● Work to do
1. Copy the passage of the article on Maryland's financial literacy bill from "Some of Maryland’s" to "stage in June.", word for word.
2. Answer these questions using the article on Maryland's financial literacy bill:
(a) By the start of which school year would every board of education have to offer the course?
(b) Which county's public schools did Del. Shoemaker attend?
(c) How many courses can Frederick County students choose from to meet the requirement?
3. For each statement, say yes or no based on the article on Maryland's financial literacy bill, and quote the words that decide it:
(a) Queen Anne's County requires a financial literacy course for a diploma.
(b) The bill calls for a half credit course.
(c) A 2018 Forbes article reported that more than half of Americans lack the cash to cover a $400 emergency.

● Text
________
Each of these bills will have a devastating impact on Maryland’s business climate. Business owners will be forced to pay their starting employees a whopping $15 an hour by 2025, be required to trash their foam takeout containers or risk a fine, and, if they own a business in a summer-resort town, they will see most of their customers disappear by mid-August. Any person with a basic understanding of business or finance can understand that these bills will hurt our state’s economy.

Some of Maryland’s Democratic state legislators could benefit from going back to high school to learn a thing or two about financial literacy. As a matter of fact, every Carroll County high school graduate is required to pass a “Financial Literacy” course in order to walk across the graduation stage in June.

Carroll’s own Delegate Haven Shoemaker has introduced a bill this session, House Bill 1138 (HB1138), which would make this course a requirement for all public high school graduates across the State. Unlike the several anti-business bills that have passed recently in Annapolis, Del. Shoemaker’s bill will help young men and women become financially literate, an asset that could benefit Maryland for generations to come.

The bill will require every board of education in Maryland’s 23 counties and Baltimore City to implement a half credit course in financial literacy by the start of the 2020-2021 school year. Furthermore, passing the class will be a graduation requirement. At the bill’s hearing, Del. Shoemaker told the House Ways and Means Committee that he was required to take a high school financial literacy course while attending Cecil County Public Schools. He explained that the course taught him essential skills such as balancing a checkbook, writing a check, and how to complete a tax return.

Seven counties in Maryland already require their high school students to pass a course in financial literacy: Allegany, Calvert, Caroline, Charles, Frederick, Garrett, and of course, Carroll. In Queen Anne’s County and St. Mary’s County, a financial literacy course is offered, but not required in order to receive a diploma.

The financial literacy course offered in Carroll County Public Schools (CCPS) is “based on national standards in economics and personal finance that is designed as part of the transition from high school into the adult world and independent living.” According to CCPS’s High School Program of Studies, the course will help students “gain knowledge and skills in the areas of income, money management, consumer rights and responsibilities, spending, credit, saving, and investing.” Frederick County Public Schools gives its students numerous options, by allowing students to choose from among 13 different courses that include financial literacy-related content that meets his or her high school graduation requirement.

How important is financial literacy in 2019? According to consumer credit data reported by the Federal Reserve, total credit card debt in the United States was more than $1 trillion as of 2018. The National Endowment for Financial Education concluded in 2017 that only 24 percent of millennials demonstrate basic financial literacy. A 2018 Forbes article reported that 44 percent of Americans do not have enough cash to cover a $400 emergency.

“I think that financial literacy, including how to balance your checkbook, do your taxes, and avoid getting into credit card debt, is just as important as reading, writing, and arithmetic,” said Del. Shoemaker. “I think all jurisdictions should teach it. I hope this bill will educate our students across the State and give them the knowledge they need to become financially responsible and competent citizens.”

With all of the anti-capitalist bills being passed by the Democratic majority in the General Assembly, it is nice to see a bill such as HB1138 being presented that will educate young adults about the importance of money and finance. Unlike the legislators who voted in favor of the aforementioned bills, students who complete a course in financial literacy will have more than a modest understanding of finance.

Marylanders may do well to heed the warning, “Beware the Ides of March,” when the Democrats are conspiring to murder the financial lives of taxpayers and businesses with daggers of financially unsound legislation. We can and should, however, make sure that the next generation of Marylanders have a solid understanding of money and finances, so that they and our state have a solid financial future.
________
● Data entries
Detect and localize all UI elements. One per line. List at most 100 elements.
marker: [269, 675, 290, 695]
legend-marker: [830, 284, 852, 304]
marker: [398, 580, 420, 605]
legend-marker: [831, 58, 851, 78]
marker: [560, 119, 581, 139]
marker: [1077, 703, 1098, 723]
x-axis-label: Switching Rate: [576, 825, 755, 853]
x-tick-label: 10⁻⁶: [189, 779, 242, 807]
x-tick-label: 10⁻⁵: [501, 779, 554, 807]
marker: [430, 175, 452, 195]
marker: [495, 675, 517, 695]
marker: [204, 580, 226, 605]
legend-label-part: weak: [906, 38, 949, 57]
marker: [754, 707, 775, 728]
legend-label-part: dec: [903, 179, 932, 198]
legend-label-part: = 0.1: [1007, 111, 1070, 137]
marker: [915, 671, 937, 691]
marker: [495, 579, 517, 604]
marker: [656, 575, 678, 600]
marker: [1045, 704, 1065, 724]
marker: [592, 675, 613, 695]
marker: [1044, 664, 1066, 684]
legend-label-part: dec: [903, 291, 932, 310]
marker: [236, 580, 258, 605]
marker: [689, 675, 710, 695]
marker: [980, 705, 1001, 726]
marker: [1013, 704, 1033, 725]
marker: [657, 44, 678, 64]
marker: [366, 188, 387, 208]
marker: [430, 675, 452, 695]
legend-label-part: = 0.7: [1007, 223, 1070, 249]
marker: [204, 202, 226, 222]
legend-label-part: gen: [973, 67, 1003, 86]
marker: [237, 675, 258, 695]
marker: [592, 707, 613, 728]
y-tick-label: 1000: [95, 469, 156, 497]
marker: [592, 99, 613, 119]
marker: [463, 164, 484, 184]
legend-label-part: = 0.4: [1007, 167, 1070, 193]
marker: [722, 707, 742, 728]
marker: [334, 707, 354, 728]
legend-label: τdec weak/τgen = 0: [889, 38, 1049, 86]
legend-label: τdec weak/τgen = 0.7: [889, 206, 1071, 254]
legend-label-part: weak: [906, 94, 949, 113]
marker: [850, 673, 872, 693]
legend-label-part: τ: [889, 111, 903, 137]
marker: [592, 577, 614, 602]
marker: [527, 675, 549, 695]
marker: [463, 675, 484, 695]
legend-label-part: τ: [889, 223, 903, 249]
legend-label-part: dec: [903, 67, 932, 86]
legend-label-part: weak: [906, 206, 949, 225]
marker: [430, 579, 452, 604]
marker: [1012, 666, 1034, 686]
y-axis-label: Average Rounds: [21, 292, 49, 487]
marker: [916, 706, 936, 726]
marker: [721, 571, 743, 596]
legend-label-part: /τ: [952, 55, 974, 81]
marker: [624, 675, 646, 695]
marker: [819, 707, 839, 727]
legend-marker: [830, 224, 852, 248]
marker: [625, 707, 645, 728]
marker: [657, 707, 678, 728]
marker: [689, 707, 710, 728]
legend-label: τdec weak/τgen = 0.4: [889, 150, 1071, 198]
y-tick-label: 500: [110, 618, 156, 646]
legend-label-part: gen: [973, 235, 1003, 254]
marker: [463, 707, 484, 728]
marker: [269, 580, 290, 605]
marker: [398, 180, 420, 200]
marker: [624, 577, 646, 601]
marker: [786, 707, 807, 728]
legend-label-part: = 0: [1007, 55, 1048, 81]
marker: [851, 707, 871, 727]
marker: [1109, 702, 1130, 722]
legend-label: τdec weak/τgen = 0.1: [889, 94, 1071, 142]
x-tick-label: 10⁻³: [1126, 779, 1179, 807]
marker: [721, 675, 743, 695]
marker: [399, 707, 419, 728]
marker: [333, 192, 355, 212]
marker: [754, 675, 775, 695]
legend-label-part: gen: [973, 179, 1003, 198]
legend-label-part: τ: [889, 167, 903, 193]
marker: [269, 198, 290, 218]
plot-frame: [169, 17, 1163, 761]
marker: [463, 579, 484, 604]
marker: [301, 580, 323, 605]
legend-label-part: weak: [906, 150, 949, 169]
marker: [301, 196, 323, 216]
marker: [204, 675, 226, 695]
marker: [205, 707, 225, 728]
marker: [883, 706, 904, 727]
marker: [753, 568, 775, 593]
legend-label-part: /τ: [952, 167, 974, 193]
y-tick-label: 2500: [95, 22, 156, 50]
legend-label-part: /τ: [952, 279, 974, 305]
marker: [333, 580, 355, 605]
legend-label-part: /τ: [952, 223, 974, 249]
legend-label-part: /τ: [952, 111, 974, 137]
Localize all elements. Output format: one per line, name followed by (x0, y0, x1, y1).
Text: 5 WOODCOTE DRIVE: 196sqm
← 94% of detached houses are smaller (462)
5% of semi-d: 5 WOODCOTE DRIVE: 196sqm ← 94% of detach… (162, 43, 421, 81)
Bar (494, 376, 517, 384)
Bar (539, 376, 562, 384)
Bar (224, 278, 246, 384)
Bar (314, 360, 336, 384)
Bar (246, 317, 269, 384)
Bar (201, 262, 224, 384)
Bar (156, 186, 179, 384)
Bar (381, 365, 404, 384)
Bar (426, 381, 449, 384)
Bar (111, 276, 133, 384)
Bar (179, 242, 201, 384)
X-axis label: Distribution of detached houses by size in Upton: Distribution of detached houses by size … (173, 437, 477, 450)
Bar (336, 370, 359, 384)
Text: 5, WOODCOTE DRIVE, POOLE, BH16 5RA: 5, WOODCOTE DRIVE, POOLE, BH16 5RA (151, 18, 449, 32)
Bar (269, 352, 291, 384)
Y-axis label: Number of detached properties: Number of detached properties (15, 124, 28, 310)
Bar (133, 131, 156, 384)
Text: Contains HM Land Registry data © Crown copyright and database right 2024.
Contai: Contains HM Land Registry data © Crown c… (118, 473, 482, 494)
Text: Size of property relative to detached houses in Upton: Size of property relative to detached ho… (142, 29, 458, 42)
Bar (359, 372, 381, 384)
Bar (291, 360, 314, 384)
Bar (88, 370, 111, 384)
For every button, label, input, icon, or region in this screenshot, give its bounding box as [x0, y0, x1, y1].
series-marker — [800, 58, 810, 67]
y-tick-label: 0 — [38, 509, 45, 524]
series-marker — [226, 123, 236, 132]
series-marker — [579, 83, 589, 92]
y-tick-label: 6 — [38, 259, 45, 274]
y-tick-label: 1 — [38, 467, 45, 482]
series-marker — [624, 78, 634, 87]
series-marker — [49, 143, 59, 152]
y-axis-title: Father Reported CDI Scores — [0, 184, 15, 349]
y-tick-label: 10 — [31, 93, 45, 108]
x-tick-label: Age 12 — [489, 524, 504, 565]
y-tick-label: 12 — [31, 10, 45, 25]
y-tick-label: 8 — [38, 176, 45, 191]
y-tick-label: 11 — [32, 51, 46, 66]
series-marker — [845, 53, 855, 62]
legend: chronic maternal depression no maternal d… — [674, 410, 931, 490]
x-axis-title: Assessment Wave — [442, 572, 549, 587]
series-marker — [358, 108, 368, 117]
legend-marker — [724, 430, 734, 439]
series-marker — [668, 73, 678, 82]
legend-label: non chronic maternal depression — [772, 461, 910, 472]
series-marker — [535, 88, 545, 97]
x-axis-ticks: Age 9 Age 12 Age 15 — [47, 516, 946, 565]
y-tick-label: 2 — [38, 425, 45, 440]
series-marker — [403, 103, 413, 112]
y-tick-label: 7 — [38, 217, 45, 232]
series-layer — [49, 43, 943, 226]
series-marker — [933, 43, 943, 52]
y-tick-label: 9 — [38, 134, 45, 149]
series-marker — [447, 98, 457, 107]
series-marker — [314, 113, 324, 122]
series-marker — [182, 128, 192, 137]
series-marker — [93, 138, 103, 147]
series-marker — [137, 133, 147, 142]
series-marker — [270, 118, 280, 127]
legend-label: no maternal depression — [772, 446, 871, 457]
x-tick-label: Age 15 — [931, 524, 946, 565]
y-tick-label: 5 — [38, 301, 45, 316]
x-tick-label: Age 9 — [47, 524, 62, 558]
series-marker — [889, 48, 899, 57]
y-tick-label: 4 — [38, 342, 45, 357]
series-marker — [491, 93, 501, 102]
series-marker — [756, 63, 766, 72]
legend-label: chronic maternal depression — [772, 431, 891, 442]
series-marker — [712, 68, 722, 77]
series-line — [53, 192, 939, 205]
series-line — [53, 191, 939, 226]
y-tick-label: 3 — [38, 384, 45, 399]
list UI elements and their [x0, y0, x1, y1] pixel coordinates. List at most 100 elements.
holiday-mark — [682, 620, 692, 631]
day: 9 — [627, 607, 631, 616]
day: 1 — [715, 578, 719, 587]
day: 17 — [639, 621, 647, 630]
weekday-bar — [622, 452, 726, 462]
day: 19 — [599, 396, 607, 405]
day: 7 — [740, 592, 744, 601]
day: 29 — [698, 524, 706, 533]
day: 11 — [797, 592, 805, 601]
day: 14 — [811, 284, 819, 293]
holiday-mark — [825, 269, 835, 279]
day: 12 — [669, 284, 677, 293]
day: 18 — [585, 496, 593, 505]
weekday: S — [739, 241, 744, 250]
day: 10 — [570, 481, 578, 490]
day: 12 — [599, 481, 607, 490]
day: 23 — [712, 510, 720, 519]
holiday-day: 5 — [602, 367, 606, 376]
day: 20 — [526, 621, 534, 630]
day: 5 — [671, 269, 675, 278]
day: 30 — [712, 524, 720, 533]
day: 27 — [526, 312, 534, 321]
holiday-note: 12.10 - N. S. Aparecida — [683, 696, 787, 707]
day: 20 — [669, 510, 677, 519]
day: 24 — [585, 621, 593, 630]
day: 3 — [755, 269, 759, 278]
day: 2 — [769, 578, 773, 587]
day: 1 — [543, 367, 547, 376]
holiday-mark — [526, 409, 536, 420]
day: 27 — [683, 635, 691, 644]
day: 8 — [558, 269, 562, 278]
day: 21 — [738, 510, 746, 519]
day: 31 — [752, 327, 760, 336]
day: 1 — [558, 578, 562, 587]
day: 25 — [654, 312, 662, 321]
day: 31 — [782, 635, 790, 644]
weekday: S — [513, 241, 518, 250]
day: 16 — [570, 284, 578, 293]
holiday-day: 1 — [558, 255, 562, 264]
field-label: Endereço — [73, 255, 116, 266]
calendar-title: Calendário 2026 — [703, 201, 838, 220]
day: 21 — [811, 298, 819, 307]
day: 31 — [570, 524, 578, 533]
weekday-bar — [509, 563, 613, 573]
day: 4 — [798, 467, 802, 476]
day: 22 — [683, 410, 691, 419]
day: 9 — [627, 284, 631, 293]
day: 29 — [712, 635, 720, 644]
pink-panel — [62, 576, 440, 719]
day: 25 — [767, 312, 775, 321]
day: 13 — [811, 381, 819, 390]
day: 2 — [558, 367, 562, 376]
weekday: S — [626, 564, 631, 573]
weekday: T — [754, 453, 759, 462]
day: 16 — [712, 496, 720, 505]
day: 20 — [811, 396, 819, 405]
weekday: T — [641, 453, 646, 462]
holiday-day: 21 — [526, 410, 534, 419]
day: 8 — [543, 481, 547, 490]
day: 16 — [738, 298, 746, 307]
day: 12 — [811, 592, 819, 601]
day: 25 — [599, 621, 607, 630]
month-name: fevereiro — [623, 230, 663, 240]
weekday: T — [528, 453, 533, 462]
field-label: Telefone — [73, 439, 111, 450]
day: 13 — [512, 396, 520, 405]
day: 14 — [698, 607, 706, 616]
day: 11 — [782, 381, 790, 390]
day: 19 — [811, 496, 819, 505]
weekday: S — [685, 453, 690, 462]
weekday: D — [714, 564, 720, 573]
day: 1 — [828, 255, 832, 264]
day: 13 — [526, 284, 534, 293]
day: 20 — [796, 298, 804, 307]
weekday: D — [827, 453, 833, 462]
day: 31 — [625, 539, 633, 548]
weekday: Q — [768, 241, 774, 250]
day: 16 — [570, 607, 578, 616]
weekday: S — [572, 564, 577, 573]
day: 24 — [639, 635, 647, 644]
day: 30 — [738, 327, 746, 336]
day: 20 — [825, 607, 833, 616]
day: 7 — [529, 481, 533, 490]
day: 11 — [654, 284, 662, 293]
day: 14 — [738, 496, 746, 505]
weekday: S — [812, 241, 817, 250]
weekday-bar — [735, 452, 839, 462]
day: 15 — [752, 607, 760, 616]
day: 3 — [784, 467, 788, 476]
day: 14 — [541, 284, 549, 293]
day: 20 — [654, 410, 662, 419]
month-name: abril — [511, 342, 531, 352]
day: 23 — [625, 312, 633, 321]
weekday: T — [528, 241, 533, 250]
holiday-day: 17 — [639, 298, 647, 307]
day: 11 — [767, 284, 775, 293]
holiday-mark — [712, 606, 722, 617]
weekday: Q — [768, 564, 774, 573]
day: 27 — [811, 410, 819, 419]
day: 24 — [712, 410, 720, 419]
________
● Solutions for each task
1.
Some of Maryland’s Democratic state legislators could benefit from going back to high school to learn a thing or two about financial literacy. As a matter of fact, every Carroll County high school graduate is required to pass a “Financial Literacy” course in order to walk across the graduation stage in June.

2.
(a) The 2020-2021 school year.
(b) Cecil County Public Schools.
(c) 13.

3.
(a) No: "In Queen Anne’s County and St. Mary’s County, a financial literacy course is offered, but not required in order to receive a diploma."
(b) Yes: "to implement a half credit course in financial literacy"
(c) No: "44 percent of Americans do not have enough cash to cover a $400 emergency."